Lines containing the string "name" are to be collected in full.
--- START OF INPUT RECORDS ---
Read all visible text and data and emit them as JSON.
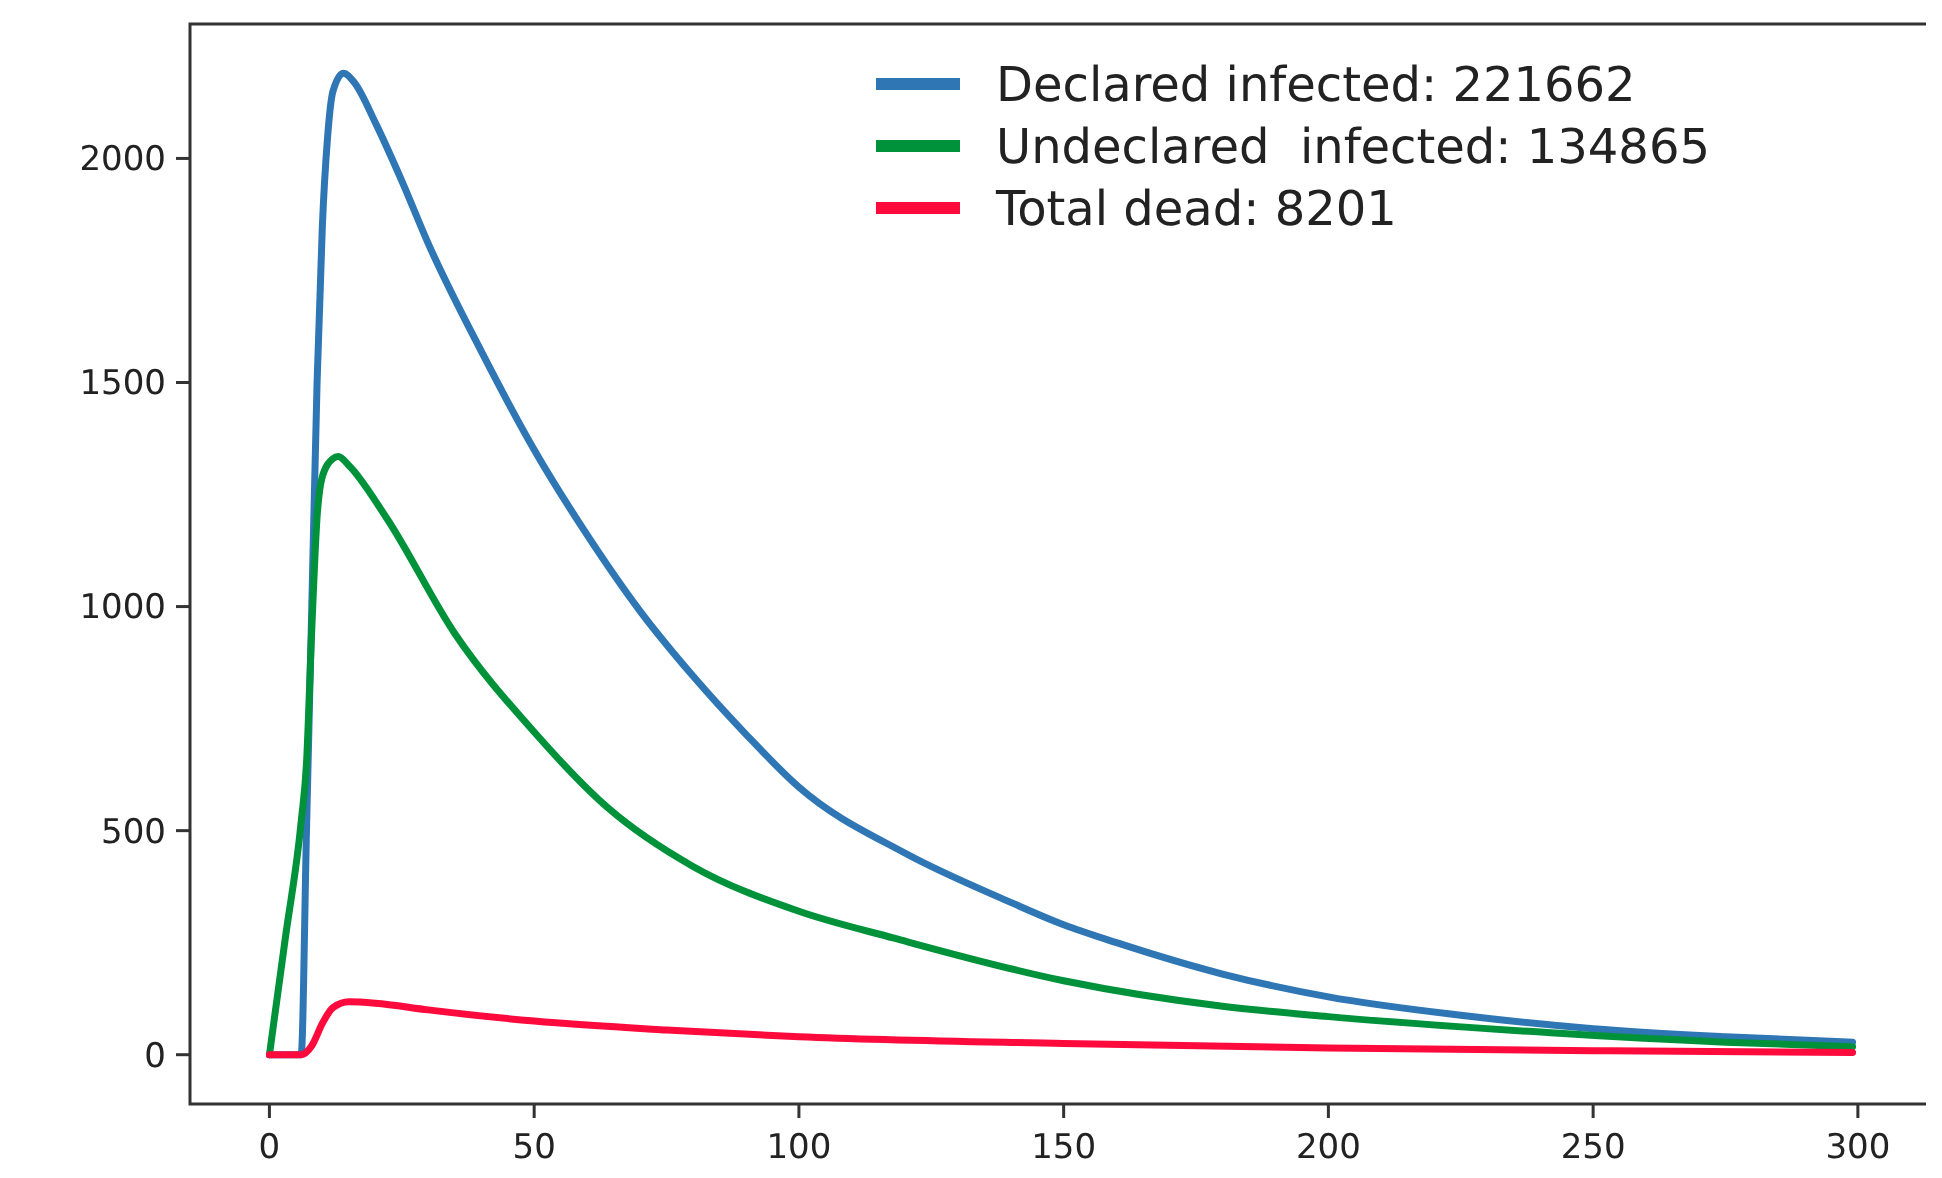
{
  "chart_data": {
    "type": "line",
    "xlim": [
      -15,
      314
    ],
    "ylim": [
      -110,
      2300
    ],
    "xticks": [
      0,
      50,
      100,
      150,
      200,
      250,
      300
    ],
    "yticks": [
      0,
      500,
      1000,
      1500,
      2000
    ],
    "grid": false,
    "legend": "top right",
    "line_style": "solid",
    "marker": "none",
    "series": [
      {
        "name": "Declared infected: 221662",
        "color": "#2f76b5",
        "x": [
          0,
          6,
          7,
          8,
          9,
          10,
          11,
          12,
          14,
          16,
          20,
          25,
          30,
          40,
          50,
          60,
          70,
          80,
          90,
          100,
          120,
          140,
          150,
          160,
          180,
          200,
          225,
          250,
          275,
          299
        ],
        "values": [
          0,
          0,
          500,
          1000,
          1500,
          1850,
          2050,
          2150,
          2190,
          2170,
          2080,
          1950,
          1810,
          1570,
          1350,
          1160,
          990,
          845,
          715,
          597,
          450,
          340,
          290,
          250,
          180,
          129,
          88,
          58,
          40,
          28
        ]
      },
      {
        "name": "Undeclared  infected: 134865",
        "color": "#00923a",
        "x": [
          0,
          3,
          6,
          7,
          8,
          9,
          10,
          12,
          13,
          15,
          22,
          35,
          50,
          64,
          80,
          100,
          118,
          150,
          180,
          200,
          242,
          275,
          299
        ],
        "values": [
          0,
          260,
          520,
          650,
          950,
          1200,
          1290,
          1330,
          1335,
          1315,
          1200,
          940,
          720,
          550,
          420,
          320,
          260,
          165,
          108,
          85,
          49,
          28,
          18
        ]
      },
      {
        "name": "Total dead: 8201",
        "color": "#ff0a3c",
        "x": [
          0,
          6,
          8,
          10,
          12,
          15,
          20,
          30,
          50,
          75,
          100,
          150,
          200,
          250,
          299
        ],
        "values": [
          0,
          0,
          20,
          70,
          105,
          118,
          115,
          100,
          75,
          55,
          40,
          25,
          15,
          9,
          5
        ]
      }
    ]
  }
}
--- END OF INPUT RECORDS ---
● **EXERCISE SOLUTION**
        "name": "Declared infected: 221662",
        "name": "Undeclared  infected: 134865",
        "name": "Total dead: 8201",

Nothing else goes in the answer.